● **GOAL**
Copy each line that holds "腸内フローラ検査って意味ありますか".

● **RECORDS SHOWN**
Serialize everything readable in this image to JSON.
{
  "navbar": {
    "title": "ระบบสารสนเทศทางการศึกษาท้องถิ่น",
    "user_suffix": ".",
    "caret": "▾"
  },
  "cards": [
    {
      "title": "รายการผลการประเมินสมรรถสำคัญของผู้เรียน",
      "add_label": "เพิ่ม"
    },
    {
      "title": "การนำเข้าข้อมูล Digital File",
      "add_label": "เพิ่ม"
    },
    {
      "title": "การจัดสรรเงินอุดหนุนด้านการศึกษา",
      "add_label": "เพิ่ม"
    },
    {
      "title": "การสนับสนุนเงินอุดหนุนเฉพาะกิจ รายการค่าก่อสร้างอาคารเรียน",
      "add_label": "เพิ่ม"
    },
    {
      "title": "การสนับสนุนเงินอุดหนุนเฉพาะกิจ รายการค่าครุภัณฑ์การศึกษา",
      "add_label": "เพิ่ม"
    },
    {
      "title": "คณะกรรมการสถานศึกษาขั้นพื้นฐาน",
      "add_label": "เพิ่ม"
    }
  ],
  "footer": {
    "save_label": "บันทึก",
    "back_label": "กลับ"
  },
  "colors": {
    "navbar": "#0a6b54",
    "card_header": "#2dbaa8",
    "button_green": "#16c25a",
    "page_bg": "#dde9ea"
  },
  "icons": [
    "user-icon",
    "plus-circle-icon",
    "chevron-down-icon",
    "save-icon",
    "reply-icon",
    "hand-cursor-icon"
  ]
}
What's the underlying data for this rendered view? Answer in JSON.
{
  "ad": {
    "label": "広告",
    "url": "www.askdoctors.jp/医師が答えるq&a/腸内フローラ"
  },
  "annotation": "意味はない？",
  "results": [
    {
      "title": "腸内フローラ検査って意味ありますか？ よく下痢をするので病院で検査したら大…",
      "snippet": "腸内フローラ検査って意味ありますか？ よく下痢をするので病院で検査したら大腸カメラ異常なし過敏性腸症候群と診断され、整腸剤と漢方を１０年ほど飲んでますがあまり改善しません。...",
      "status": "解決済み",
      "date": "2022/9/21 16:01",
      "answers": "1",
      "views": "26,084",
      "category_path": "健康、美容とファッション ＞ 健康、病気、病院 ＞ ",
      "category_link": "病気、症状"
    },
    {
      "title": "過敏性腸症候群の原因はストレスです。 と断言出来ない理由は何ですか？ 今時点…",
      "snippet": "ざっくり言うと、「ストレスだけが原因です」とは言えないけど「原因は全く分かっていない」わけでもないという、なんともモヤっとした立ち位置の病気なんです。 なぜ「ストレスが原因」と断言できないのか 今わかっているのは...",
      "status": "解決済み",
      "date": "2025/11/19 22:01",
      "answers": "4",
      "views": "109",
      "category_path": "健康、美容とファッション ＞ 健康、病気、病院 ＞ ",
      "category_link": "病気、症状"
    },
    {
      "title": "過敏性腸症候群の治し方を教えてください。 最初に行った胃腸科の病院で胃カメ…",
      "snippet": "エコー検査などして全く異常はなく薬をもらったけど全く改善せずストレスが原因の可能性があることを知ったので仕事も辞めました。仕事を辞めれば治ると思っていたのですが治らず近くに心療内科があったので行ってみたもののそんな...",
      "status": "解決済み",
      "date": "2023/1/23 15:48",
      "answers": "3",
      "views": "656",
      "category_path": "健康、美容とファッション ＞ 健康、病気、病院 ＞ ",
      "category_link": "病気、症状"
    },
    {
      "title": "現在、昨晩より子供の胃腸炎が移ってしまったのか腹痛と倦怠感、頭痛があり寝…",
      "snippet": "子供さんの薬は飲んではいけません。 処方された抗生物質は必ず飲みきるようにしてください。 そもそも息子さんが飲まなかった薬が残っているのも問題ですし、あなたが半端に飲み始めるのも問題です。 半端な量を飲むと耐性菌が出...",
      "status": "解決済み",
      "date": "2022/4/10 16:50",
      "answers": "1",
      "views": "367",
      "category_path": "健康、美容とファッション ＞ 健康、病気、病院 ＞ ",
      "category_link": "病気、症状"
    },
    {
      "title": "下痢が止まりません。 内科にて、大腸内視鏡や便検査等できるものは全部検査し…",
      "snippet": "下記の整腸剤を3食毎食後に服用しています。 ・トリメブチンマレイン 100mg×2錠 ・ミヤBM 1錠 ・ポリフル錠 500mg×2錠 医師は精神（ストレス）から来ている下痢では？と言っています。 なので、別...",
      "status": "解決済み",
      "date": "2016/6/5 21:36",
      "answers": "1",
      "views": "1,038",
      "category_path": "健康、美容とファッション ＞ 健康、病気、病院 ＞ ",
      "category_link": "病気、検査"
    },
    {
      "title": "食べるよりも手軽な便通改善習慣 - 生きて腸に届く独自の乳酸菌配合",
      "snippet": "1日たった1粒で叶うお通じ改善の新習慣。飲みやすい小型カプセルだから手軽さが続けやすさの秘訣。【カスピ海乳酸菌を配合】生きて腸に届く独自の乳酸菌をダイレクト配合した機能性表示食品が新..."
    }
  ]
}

● **OUTPUT OF THE TASK**
      "title": "腸内フローラ検査って意味ありますか？ よく下痢をするので病院で検査したら大…",
      "snippet": "腸内フローラ検査って意味ありますか？ よく下痢をするので病院で検査したら大腸カメラ異常なし過敏性腸症候群と診断され、整腸剤と漢方を１０年ほど飲んでますがあまり改善しません。...",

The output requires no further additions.